[Data entries]
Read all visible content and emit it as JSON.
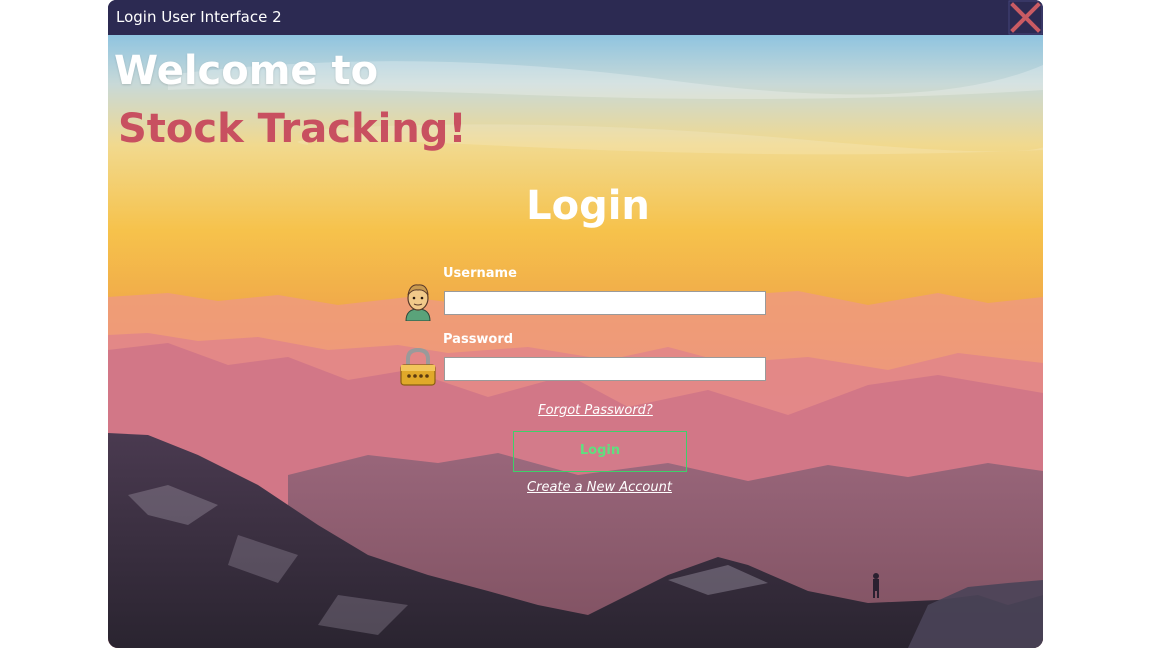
{
  "window": {
    "title": "Login User Interface 2",
    "close_icon": "close-x-icon"
  },
  "hero": {
    "welcome": "Welcome to",
    "brand": "Stock Tracking!"
  },
  "form": {
    "heading": "Login",
    "username_label": "Username",
    "username_value": "",
    "username_icon": "user-avatar-icon",
    "password_label": "Password",
    "password_value": "",
    "password_icon": "padlock-icon",
    "forgot_link": "Forgot Password?",
    "login_button": "Login",
    "create_link": "Create a New Account"
  },
  "colors": {
    "titlebar": "#2c2a52",
    "brand": "#c85060",
    "button_border": "#3fd06a",
    "close_icon": "#c95b63"
  }
}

Written instruction
In the listing, how many lines hold "Login"? Answer with a bare number.

Exercise result
3